# REQUIRED TASK
The entire listing is to be repeated verbatim.

# STORED RECORDS

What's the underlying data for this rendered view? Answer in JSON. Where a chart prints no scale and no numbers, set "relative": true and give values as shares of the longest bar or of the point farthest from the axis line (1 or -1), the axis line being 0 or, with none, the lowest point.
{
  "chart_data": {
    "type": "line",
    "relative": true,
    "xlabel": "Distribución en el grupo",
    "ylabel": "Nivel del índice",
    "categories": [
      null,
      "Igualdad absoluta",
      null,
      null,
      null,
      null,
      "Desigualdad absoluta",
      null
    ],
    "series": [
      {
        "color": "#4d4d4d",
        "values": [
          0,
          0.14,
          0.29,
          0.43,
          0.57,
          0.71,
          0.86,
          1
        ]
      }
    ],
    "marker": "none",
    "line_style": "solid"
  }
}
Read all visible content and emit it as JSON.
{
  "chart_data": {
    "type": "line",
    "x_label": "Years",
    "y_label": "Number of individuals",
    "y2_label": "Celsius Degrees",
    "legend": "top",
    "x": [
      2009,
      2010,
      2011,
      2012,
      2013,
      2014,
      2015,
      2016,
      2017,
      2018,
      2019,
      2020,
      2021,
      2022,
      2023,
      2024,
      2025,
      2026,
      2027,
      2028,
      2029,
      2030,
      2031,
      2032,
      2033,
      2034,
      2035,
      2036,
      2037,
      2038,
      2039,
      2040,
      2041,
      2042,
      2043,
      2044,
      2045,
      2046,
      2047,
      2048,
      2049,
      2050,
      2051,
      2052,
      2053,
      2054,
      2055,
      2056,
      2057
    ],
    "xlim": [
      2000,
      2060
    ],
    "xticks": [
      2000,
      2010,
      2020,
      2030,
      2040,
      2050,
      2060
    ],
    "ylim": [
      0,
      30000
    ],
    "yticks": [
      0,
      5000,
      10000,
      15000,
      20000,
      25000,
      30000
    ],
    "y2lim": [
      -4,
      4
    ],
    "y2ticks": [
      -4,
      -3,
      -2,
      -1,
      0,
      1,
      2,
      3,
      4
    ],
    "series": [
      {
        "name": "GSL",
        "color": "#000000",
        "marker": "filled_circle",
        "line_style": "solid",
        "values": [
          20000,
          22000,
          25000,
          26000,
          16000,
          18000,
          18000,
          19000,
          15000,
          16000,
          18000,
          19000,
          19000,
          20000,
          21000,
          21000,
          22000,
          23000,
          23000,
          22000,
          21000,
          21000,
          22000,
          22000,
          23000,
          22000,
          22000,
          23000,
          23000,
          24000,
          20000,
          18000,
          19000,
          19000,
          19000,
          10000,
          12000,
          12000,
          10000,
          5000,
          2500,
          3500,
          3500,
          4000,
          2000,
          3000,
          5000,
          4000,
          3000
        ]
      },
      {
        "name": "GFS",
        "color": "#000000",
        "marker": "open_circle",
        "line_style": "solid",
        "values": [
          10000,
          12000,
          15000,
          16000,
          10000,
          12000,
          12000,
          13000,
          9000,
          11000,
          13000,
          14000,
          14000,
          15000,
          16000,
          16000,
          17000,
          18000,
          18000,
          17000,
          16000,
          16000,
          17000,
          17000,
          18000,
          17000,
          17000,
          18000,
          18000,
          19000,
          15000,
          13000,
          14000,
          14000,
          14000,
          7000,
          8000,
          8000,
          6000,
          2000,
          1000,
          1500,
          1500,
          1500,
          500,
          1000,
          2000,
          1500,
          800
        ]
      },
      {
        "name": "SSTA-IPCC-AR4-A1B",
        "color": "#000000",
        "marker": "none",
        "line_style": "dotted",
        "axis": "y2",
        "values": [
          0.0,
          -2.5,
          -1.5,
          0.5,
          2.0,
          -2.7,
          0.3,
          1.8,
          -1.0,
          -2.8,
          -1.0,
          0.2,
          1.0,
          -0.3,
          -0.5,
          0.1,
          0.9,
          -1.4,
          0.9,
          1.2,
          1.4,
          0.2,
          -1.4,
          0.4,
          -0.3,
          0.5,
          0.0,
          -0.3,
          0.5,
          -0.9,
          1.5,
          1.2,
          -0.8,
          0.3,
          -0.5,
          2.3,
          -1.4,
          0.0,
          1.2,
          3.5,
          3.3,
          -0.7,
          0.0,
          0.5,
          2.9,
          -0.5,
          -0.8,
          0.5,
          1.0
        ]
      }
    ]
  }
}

# ANSWER FOR THE TASK
What's the underlying data for this rendered view? Answer in JSON. Where a chart prints no scale and no numbers, set "relative": true and give values as shares of the longest bar or of the point farthest from the axis line (1 or -1), the axis line being 0 or, with none, the lowest point.
{
  "chart_data": {
    "type": "line",
    "relative": true,
    "xlabel": "Distribución en el grupo",
    "ylabel": "Nivel del índice",
    "categories": [
      null,
      "Igualdad absoluta",
      null,
      null,
      null,
      null,
      "Desigualdad absoluta",
      null
    ],
    "series": [
      {
        "color": "#4d4d4d",
        "values": [
          0,
          0.14,
          0.29,
          0.43,
          0.57,
          0.71,
          0.86,
          1
        ]
      }
    ],
    "marker": "none",
    "line_style": "solid"
  }
}
Read all visible content and emit it as JSON.
{
  "chart_data": {
    "type": "line",
    "x_label": "Years",
    "y_label": "Number of individuals",
    "y2_label": "Celsius Degrees",
    "legend": "top",
    "x": [
      2009,
      2010,
      2011,
      2012,
      2013,
      2014,
      2015,
      2016,
      2017,
      2018,
      2019,
      2020,
      2021,
      2022,
      2023,
      2024,
      2025,
      2026,
      2027,
      2028,
      2029,
      2030,
      2031,
      2032,
      2033,
      2034,
      2035,
      2036,
      2037,
      2038,
      2039,
      2040,
      2041,
      2042,
      2043,
      2044,
      2045,
      2046,
      2047,
      2048,
      2049,
      2050,
      2051,
      2052,
      2053,
      2054,
      2055,
      2056,
      2057
    ],
    "xlim": [
      2000,
      2060
    ],
    "xticks": [
      2000,
      2010,
      2020,
      2030,
      2040,
      2050,
      2060
    ],
    "ylim": [
      0,
      30000
    ],
    "yticks": [
      0,
      5000,
      10000,
      15000,
      20000,
      25000,
      30000
    ],
    "y2lim": [
      -4,
      4
    ],
    "y2ticks": [
      -4,
      -3,
      -2,
      -1,
      0,
      1,
      2,
      3,
      4
    ],
    "series": [
      {
        "name": "GSL",
        "color": "#000000",
        "marker": "filled_circle",
        "line_style": "solid",
        "values": [
          20000,
          22000,
          25000,
          26000,
          16000,
          18000,
          18000,
          19000,
          15000,
          16000,
          18000,
          19000,
          19000,
          20000,
          21000,
          21000,
          22000,
          23000,
          23000,
          22000,
          21000,
          21000,
          22000,
          22000,
          23000,
          22000,
          22000,
          23000,
          23000,
          24000,
          20000,
          18000,
          19000,
          19000,
          19000,
          10000,
          12000,
          12000,
          10000,
          5000,
          2500,
          3500,
          3500,
          4000,
          2000,
          3000,
          5000,
          4000,
          3000
        ]
      },
      {
        "name": "GFS",
        "color": "#000000",
        "marker": "open_circle",
        "line_style": "solid",
        "values": [
          10000,
          12000,
          15000,
          16000,
          10000,
          12000,
          12000,
          13000,
          9000,
          11000,
          13000,
          14000,
          14000,
          15000,
          16000,
          16000,
          17000,
          18000,
          18000,
          17000,
          16000,
          16000,
          17000,
          17000,
          18000,
          17000,
          17000,
          18000,
          18000,
          19000,
          15000,
          13000,
          14000,
          14000,
          14000,
          7000,
          8000,
          8000,
          6000,
          2000,
          1000,
          1500,
          1500,
          1500,
          500,
          1000,
          2000,
          1500,
          800
        ]
      },
      {
        "name": "SSTA-IPCC-AR4-A1B",
        "color": "#000000",
        "marker": "none",
        "line_style": "dotted",
        "axis": "y2",
        "values": [
          0.0,
          -2.5,
          -1.5,
          0.5,
          2.0,
          -2.7,
          0.3,
          1.8,
          -1.0,
          -2.8,
          -1.0,
          0.2,
          1.0,
          -0.3,
          -0.5,
          0.1,
          0.9,
          -1.4,
          0.9,
          1.2,
          1.4,
          0.2,
          -1.4,
          0.4,
          -0.3,
          0.5,
          0.0,
          -0.3,
          0.5,
          -0.9,
          1.5,
          1.2,
          -0.8,
          0.3,
          -0.5,
          2.3,
          -1.4,
          0.0,
          1.2,
          3.5,
          3.3,
          -0.7,
          0.0,
          0.5,
          2.9,
          -0.5,
          -0.8,
          0.5,
          1.0
        ]
      }
    ]
  }
}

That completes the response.